Aim of the task: Copy every item below line for line, changing no character.

Items:
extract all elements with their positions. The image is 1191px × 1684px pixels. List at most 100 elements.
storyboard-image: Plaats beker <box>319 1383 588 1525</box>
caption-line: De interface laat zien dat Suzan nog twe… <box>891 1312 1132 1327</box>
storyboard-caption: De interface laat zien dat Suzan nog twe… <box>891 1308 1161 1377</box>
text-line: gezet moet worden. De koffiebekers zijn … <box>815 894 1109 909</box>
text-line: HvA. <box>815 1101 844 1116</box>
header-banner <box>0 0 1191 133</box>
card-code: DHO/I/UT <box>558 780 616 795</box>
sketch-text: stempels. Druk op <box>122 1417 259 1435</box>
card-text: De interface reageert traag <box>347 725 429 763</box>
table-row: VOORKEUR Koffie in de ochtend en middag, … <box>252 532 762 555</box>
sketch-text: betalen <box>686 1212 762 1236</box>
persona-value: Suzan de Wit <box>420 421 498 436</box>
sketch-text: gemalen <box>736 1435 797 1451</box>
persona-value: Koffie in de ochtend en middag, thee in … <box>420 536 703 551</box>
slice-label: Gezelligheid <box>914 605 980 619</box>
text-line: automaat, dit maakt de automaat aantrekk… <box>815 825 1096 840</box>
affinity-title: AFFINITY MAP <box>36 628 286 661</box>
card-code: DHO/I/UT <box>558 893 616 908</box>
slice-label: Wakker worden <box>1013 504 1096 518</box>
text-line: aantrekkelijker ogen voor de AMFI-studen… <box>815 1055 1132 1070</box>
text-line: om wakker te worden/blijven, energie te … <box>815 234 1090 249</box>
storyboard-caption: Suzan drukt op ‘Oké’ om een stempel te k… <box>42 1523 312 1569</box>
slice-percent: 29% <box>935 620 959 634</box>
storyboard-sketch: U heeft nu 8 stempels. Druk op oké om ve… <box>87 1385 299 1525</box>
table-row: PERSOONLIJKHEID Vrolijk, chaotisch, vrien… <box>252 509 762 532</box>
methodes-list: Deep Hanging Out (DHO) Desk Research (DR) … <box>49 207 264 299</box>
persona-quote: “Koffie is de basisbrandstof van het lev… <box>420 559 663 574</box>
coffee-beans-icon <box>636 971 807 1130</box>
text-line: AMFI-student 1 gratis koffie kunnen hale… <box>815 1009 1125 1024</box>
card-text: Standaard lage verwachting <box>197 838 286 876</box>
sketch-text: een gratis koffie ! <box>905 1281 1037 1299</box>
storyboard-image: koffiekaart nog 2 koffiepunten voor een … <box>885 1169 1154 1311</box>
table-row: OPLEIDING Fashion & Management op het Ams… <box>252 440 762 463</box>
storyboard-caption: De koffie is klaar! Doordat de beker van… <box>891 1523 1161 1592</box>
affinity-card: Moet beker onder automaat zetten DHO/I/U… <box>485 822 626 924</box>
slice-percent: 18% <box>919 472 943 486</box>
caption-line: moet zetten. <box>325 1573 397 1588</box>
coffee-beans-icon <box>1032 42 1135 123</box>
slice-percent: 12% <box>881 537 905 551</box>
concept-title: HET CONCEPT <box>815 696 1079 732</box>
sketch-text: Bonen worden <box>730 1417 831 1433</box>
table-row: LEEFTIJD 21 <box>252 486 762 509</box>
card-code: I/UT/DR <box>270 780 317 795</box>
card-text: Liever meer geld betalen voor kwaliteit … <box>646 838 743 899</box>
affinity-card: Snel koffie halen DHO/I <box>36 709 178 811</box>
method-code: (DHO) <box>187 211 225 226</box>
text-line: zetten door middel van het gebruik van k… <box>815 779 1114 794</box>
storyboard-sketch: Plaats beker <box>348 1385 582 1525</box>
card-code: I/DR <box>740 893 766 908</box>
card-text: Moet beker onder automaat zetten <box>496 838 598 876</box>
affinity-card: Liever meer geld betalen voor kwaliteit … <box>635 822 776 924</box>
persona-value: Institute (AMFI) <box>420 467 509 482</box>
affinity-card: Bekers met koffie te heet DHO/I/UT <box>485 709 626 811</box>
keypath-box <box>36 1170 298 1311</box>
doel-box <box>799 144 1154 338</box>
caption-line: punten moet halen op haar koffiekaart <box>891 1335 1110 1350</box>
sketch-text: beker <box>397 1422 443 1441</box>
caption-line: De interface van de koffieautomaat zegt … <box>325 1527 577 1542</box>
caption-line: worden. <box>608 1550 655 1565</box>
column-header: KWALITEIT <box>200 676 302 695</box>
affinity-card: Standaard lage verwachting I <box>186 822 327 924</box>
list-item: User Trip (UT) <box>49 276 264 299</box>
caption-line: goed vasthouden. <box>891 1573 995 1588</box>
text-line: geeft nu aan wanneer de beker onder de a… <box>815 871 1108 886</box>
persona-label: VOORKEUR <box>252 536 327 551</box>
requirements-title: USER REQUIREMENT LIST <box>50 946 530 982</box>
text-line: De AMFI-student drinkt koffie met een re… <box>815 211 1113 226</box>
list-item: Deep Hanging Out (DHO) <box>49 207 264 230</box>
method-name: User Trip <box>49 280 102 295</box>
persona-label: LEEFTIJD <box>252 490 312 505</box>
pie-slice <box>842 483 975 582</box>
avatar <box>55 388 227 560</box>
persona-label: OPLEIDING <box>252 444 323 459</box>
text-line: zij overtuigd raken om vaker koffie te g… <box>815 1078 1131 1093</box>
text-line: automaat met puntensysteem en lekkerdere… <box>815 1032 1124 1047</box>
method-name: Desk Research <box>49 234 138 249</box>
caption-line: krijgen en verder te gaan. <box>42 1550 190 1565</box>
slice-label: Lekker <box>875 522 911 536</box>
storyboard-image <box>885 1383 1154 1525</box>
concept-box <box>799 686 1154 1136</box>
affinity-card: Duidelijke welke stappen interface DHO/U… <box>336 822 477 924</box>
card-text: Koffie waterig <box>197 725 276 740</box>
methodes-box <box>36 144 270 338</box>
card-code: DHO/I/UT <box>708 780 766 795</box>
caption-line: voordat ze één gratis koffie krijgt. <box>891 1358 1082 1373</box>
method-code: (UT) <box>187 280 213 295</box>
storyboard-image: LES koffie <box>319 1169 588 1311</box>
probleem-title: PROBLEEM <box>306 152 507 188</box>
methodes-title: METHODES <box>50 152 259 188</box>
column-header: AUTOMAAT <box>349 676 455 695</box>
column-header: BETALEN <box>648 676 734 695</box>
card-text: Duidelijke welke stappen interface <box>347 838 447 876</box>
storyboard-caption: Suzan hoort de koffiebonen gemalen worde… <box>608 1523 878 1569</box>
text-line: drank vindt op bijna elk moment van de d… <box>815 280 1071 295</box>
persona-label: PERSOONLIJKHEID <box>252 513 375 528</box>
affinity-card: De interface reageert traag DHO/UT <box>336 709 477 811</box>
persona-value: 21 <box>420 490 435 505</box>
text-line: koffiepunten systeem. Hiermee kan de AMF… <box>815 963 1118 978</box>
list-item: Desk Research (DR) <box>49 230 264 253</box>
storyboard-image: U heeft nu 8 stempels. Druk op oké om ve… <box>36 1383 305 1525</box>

Solution:
extract all elements with their positions. The image is 1191px × 1684px pixels. List at most 100 elements.
storyboard-image: Plaats beker <box>319 1383 588 1525</box>
caption-line: De interface laat zien dat Suzan nog twe… <box>891 1312 1132 1327</box>
storyboard-caption: De interface laat zien dat Suzan nog twe… <box>891 1308 1161 1377</box>
text-line: gezet moet worden. De koffiebekers zijn … <box>815 894 1109 909</box>
text-line: HvA. <box>815 1101 844 1116</box>
header-banner <box>0 0 1191 133</box>
card-code: DHO/I/UT <box>558 780 616 795</box>
sketch-text: stempels. Druk op <box>122 1417 259 1435</box>
card-text: De interface reageert traag <box>347 725 429 763</box>
table-row: VOORKEUR Koffie in de ochtend en middag, … <box>252 532 762 555</box>
sketch-text: betalen <box>686 1212 762 1236</box>
persona-value: Suzan de Wit <box>420 421 498 436</box>
sketch-text: gemalen <box>736 1435 797 1451</box>
persona-value: Koffie in de ochtend en middag, thee in … <box>420 536 703 551</box>
slice-label: Gezelligheid <box>914 605 980 619</box>
text-line: automaat, dit maakt de automaat aantrekk… <box>815 825 1096 840</box>
affinity-title: AFFINITY MAP <box>36 628 286 661</box>
card-code: DHO/I/UT <box>558 893 616 908</box>
slice-label: Wakker worden <box>1013 504 1096 518</box>
text-line: aantrekkelijker ogen voor de AMFI-studen… <box>815 1055 1132 1070</box>
text-line: om wakker te worden/blijven, energie te … <box>815 234 1090 249</box>
storyboard-caption: Suzan drukt op ‘Oké’ om een stempel te k… <box>42 1523 312 1569</box>
slice-percent: 29% <box>935 620 959 634</box>
storyboard-sketch: U heeft nu 8 stempels. Druk op oké om ve… <box>87 1385 299 1525</box>
table-row: PERSOONLIJKHEID Vrolijk, chaotisch, vrien… <box>252 509 762 532</box>
methodes-list: Deep Hanging Out (DHO) Desk Research (DR) … <box>49 207 264 299</box>
persona-quote: “Koffie is de basisbrandstof van het lev… <box>420 559 663 574</box>
coffee-beans-icon <box>636 971 807 1130</box>
text-line: AMFI-student 1 gratis koffie kunnen hale… <box>815 1009 1125 1024</box>
card-text: Standaard lage verwachting <box>197 838 286 876</box>
sketch-text: een gratis koffie ! <box>905 1281 1037 1299</box>
storyboard-image: koffiekaart nog 2 koffiepunten voor een … <box>885 1169 1154 1311</box>
table-row: OPLEIDING Fashion & Management op het Ams… <box>252 440 762 463</box>
storyboard-caption: De koffie is klaar! Doordat de beker van… <box>891 1523 1161 1592</box>
affinity-card: Moet beker onder automaat zetten DHO/I/U… <box>485 822 626 924</box>
slice-percent: 18% <box>919 472 943 486</box>
caption-line: moet zetten. <box>325 1573 397 1588</box>
coffee-beans-icon <box>1032 42 1135 123</box>
slice-percent: 12% <box>881 537 905 551</box>
concept-title: HET CONCEPT <box>815 696 1079 732</box>
sketch-text: Bonen worden <box>730 1417 831 1433</box>
table-row: LEEFTIJD 21 <box>252 486 762 509</box>
card-code: I/UT/DR <box>270 780 317 795</box>
card-text: Liever meer geld betalen voor kwaliteit … <box>646 838 743 899</box>
affinity-card: Snel koffie halen DHO/I <box>36 709 178 811</box>
method-code: (DHO) <box>187 211 225 226</box>
text-line: zetten door middel van het gebruik van k… <box>815 779 1114 794</box>
storyboard-sketch: Plaats beker <box>348 1385 582 1525</box>
card-code: I/DR <box>740 893 766 908</box>
card-text: Moet beker onder automaat zetten <box>496 838 598 876</box>
affinity-card: Liever meer geld betalen voor kwaliteit … <box>635 822 776 924</box>
persona-value: Institute (AMFI) <box>420 467 509 482</box>
affinity-card: Bekers met koffie te heet DHO/I/UT <box>485 709 626 811</box>
keypath-box <box>36 1170 298 1311</box>
doel-box <box>799 144 1154 338</box>
caption-line: punten moet halen op haar koffiekaart <box>891 1335 1110 1350</box>
sketch-text: beker <box>397 1422 443 1441</box>
caption-line: De interface van de koffieautomaat zegt … <box>325 1527 577 1542</box>
caption-line: worden. <box>608 1550 655 1565</box>
column-header: KWALITEIT <box>200 676 302 695</box>
affinity-card: Standaard lage verwachting I <box>186 822 327 924</box>
list-item: User Trip (UT) <box>49 276 264 299</box>
caption-line: goed vasthouden. <box>891 1573 995 1588</box>
text-line: geeft nu aan wanneer de beker onder de a… <box>815 871 1108 886</box>
persona-label: VOORKEUR <box>252 536 327 551</box>
requirements-title: USER REQUIREMENT LIST <box>50 946 530 982</box>
text-line: De AMFI-student drinkt koffie met een re… <box>815 211 1113 226</box>
list-item: Deep Hanging Out (DHO) <box>49 207 264 230</box>
method-name: User Trip <box>49 280 102 295</box>
persona-label: LEEFTIJD <box>252 490 312 505</box>
pie-slice <box>842 483 975 582</box>
avatar <box>55 388 227 560</box>
persona-label: OPLEIDING <box>252 444 323 459</box>
text-line: zij overtuigd raken om vaker koffie te g… <box>815 1078 1131 1093</box>
text-line: automaat met puntensysteem en lekkerdere… <box>815 1032 1124 1047</box>
method-name: Desk Research <box>49 234 138 249</box>
caption-line: krijgen en verder te gaan. <box>42 1550 190 1565</box>
slice-label: Lekker <box>875 522 911 536</box>
storyboard-image <box>885 1383 1154 1525</box>
concept-box <box>799 686 1154 1136</box>
affinity-card: Duidelijke welke stappen interface DHO/U… <box>336 822 477 924</box>
card-text: Koffie waterig <box>197 725 276 740</box>
methodes-box <box>36 144 270 338</box>
card-code: DHO/I/UT <box>708 780 766 795</box>
caption-line: voordat ze één gratis koffie krijgt. <box>891 1358 1082 1373</box>
method-code: (UT) <box>187 280 213 295</box>
storyboard-image: LES koffie <box>319 1169 588 1311</box>
probleem-title: PROBLEEM <box>306 152 507 188</box>
methodes-title: METHODES <box>50 152 259 188</box>
column-header: AUTOMAAT <box>349 676 455 695</box>
column-header: BETALEN <box>648 676 734 695</box>
card-text: Duidelijke welke stappen interface <box>347 838 447 876</box>
storyboard-caption: Suzan hoort de koffiebonen gemalen worde… <box>608 1523 878 1569</box>
text-line: drank vindt op bijna elk moment van de d… <box>815 280 1071 295</box>
persona-label: PERSOONLIJKHEID <box>252 513 375 528</box>
affinity-card: De interface reageert traag DHO/UT <box>336 709 477 811</box>
persona-value: 21 <box>420 490 435 505</box>
text-line: koffiepunten systeem. Hiermee kan de AMF… <box>815 963 1118 978</box>
list-item: Desk Research (DR) <box>49 230 264 253</box>
storyboard-image: U heeft nu 8 stempels. Druk op oké om ve… <box>36 1383 305 1525</box>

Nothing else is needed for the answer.